◆ RECORDS TO PROCESS
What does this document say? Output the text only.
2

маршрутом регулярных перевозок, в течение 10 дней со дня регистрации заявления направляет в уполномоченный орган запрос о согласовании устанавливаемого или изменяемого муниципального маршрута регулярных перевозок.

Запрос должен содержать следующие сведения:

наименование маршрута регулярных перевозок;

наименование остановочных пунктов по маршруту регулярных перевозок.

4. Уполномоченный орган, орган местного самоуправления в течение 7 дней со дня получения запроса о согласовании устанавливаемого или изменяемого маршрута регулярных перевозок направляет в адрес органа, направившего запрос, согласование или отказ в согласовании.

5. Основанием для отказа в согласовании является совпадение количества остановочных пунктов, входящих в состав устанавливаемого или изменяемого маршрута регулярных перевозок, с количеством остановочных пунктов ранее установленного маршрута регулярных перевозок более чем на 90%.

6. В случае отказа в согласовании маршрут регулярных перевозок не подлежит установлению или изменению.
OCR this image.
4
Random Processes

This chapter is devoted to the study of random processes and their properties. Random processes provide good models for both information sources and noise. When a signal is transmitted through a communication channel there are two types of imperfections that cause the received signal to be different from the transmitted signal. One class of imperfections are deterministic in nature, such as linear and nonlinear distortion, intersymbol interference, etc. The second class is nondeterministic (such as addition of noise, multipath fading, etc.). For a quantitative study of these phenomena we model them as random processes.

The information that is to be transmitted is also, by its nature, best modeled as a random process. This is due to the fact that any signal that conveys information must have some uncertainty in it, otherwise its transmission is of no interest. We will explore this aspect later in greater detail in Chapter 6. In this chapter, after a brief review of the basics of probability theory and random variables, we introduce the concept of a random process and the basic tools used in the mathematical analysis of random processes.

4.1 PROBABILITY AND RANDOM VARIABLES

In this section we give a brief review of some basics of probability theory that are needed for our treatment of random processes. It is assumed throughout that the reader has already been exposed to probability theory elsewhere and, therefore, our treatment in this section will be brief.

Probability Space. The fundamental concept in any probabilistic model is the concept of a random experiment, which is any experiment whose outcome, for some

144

◆ SET PROBLEM
Across the entries, how many lines contain "дней"? Reply with the number only.

◆ RESULT OF THIS EXERCISE
2